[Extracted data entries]
· · ·
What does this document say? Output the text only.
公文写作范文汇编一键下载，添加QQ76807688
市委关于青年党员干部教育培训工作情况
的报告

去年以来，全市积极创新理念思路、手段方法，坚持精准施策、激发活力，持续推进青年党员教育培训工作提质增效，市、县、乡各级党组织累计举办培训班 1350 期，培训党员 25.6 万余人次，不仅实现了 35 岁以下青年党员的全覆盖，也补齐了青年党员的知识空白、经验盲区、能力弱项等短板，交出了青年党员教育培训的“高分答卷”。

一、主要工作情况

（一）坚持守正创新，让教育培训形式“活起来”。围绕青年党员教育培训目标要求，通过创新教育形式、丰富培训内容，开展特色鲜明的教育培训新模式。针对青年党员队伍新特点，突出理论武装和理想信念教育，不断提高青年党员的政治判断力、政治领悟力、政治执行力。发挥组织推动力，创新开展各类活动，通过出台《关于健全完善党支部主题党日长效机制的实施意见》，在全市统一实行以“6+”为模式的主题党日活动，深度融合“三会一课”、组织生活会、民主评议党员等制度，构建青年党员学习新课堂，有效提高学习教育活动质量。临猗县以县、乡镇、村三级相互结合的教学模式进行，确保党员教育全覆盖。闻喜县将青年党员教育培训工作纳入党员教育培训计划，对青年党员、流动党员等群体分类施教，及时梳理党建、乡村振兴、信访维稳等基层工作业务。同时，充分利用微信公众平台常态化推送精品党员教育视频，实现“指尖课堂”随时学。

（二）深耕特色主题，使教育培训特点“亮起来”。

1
· · ·
§ PROBLEM STATEMENT
Write out the full set of records exactly as given.

§ SOLUTION TO THE EXERCISE
What does this document say? Output the text only.
公文写作范文汇编一键下载，添加QQ76807688
市委关于青年党员干部教育培训工作情况
的报告

去年以来，全市积极创新理念思路、手段方法，坚持精准施策、激发活力，持续推进青年党员教育培训工作提质增效，市、县、乡各级党组织累计举办培训班 1350 期，培训党员 25.6 万余人次，不仅实现了 35 岁以下青年党员的全覆盖，也补齐了青年党员的知识空白、经验盲区、能力弱项等短板，交出了青年党员教育培训的“高分答卷”。

一、主要工作情况

（一）坚持守正创新，让教育培训形式“活起来”。围绕青年党员教育培训目标要求，通过创新教育形式、丰富培训内容，开展特色鲜明的教育培训新模式。针对青年党员队伍新特点，突出理论武装和理想信念教育，不断提高青年党员的政治判断力、政治领悟力、政治执行力。发挥组织推动力，创新开展各类活动，通过出台《关于健全完善党支部主题党日长效机制的实施意见》，在全市统一实行以“6+”为模式的主题党日活动，深度融合“三会一课”、组织生活会、民主评议党员等制度，构建青年党员学习新课堂，有效提高学习教育活动质量。临猗县以县、乡镇、村三级相互结合的教学模式进行，确保党员教育全覆盖。闻喜县将青年党员教育培训工作纳入党员教育培训计划，对青年党员、流动党员等群体分类施教，及时梳理党建、乡村振兴、信访维稳等基层工作业务。同时，充分利用微信公众平台常态化推送精品党员教育视频，实现“指尖课堂”随时学。

（二）深耕特色主题，使教育培训特点“亮起来”。

1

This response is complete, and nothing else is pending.